▶ **SUPPLIED PASSAGE**
┏━━

It’s gotten amazing, amazing reviews. It sounds sad, but it’s uplifting and fun and funny. It’s not maudlin and is such a great story because it’s hard to watch, except it’s not hard at all. You get swept up into those people’s lives so quickly that it’s not one of those movies that you have to sit through to the end of it. You don’t want it to end. You want to see more about them. You want to make sure they’re all okay because you fall in love with them. I have a very small role in it, so I feel comfortable saying it’s amazing. It’s not due in any part to me.

You lived in New York but made the transition to L.A. What was that like?

I was ready. When I did move to L.A., it was the right time for me. I wanted something a little slower. I just can’t keep up with the pace in New York, that heartbeat is the real thing. Everyone’s just moving, moving, moving towards the thing that they’re chasing, and it doesn’t fit me anymore.

New York and L.A. both have their benefits. But New York is getting outrageously expensive, whereas L.A. is still somewhat affordable.

L.A. is totally affordable. You can live within your means. It’s amazing. Compared to New York, what I was able to get for where I live…it’s like a different world because space is so limited in New York.

I do have to say that the traffic in L.A. drives me nuts. I only really enjoy driving in that city at night.

I have to say that the Uber phenomenon has exploded in the last year and a half. It’s been really great for that because if you don’t want to drive, you just call an Uber, get in, and it takes you to that fabulous restaurant. You don’t have to park—call an Uber when you’re done and go right home. And you can have a glass of wine with dinner.

┗━━

▶ **GIVEN INFORMATION**
┏━━

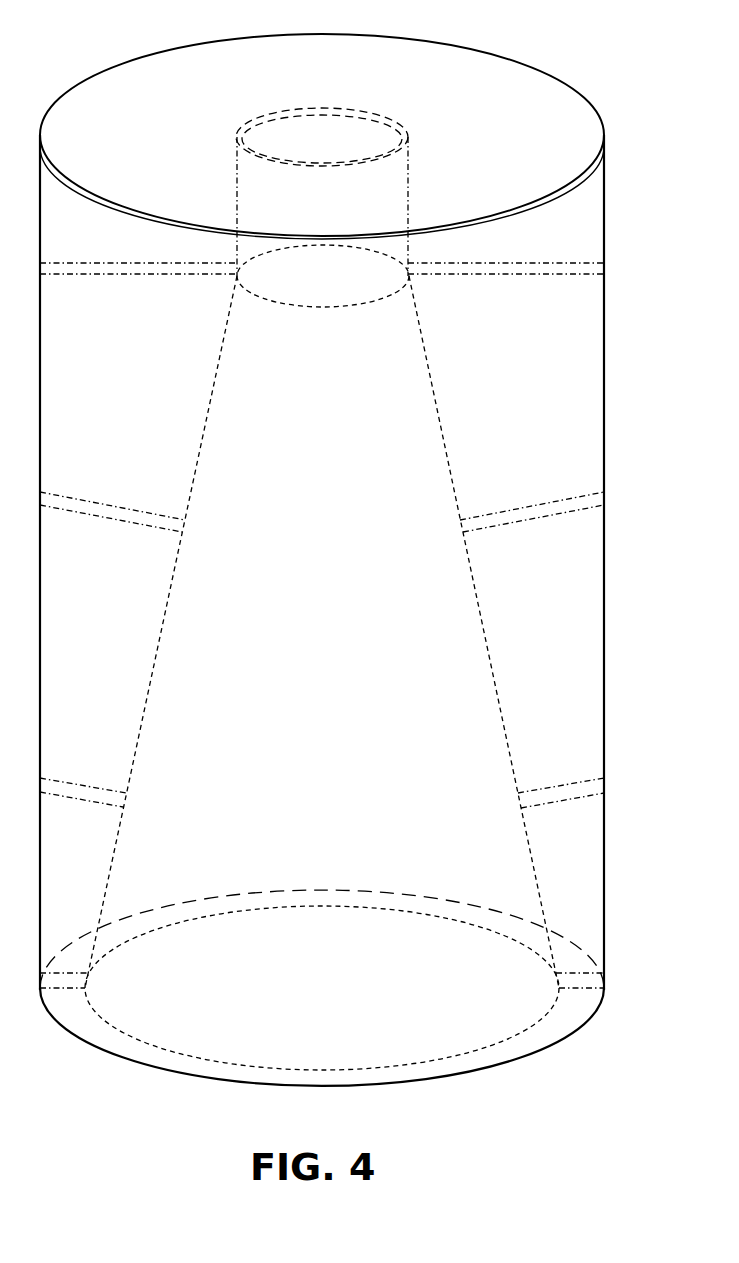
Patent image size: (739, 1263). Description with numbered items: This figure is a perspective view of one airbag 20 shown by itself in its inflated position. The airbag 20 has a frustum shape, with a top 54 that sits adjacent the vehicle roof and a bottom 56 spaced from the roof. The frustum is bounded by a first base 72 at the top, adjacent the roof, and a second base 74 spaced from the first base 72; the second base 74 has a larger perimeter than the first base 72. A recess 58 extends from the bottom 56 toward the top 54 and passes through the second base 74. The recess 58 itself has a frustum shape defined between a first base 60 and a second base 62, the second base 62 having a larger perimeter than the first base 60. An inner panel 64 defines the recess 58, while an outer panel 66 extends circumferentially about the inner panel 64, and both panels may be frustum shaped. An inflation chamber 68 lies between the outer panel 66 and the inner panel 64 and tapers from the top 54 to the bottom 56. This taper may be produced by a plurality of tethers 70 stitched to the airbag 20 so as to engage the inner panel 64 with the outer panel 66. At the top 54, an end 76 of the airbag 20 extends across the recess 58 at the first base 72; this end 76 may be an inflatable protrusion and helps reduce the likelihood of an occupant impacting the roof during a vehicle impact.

┗━━

▶ **TASKS FOR THIS EXERCISE**
(A) Reproduce, without any change, the part of the interview excerpt that opens with the words containing "I do have to" and closes with "wine with dinner.".
(B) Answer the following questions using the interview excerpt.
(i) How does the speaker describe the size of their role in the movie?
(ii) Which city is called "still somewhat affordable"?
(iii) At what time of day does the speaker really enjoy driving in L.A.?
(C) Carry on with the interview excerpt from the point where it stops, keeping its conversational tone.

▶ **THE RESPONSES**
(A)
I do have to say that the traffic in L.A. drives me nuts. I only really enjoy driving in that city at night.

I have to say that the Uber phenomenon has exploded in the last year and a half. It’s been really great for that because if you don’t want to drive, you just call an Uber, get in, and it takes you to that fabulous restaurant. You don’t have to park—call an Uber when you’re done and go right home. And you can have a glass of wine with dinner.

(B)
(i) It is a very small role.
(ii) L.A.
(iii) At night.

(C)
How affordable and how safe is that?

It’s totally affordable. It’s just like taking a cab in New York. You don’t want to do it every night of the week, but you could budget it in. If trying a new restaurant across town is important to you and you don’t want the hassle of driving for 40 minutes or an hour, it’s totally doable. It’s super safe because you call them on your phone, so there’s a record of your call, of where you are, who your driver is, everything. The service is not bad actually.

I did have a driver who was kind of shifty. He was fine, but he wanted me to look up how to get there on my phone. I asked if something was wrong with his GPS, but he wanted me to tell him how to get there. I was sitting in the back of the car thinking, “If I wanted to figure out how to get there, I would’ve driven myself.” So I told him, and as we were driving there, I realized he was not always checking his blind spots. I got kind of nervous. It’s kind of weird to tell a stranger that they’re not checking their blind spots. It’s your life [in their hands]. I went, “Sir, do you need help checking your blind spots? I notice that you’re not really checking them.” He was like, “No, no, I’m checking them, I’m checking them.” Afterwards, I wrote Uber a note that this wasn’t my usual experience, and they wrote back within a day [and apologized] and gave me a coupon for another ride. Very nice.

That’s when your inner Rosa Diaz can come out.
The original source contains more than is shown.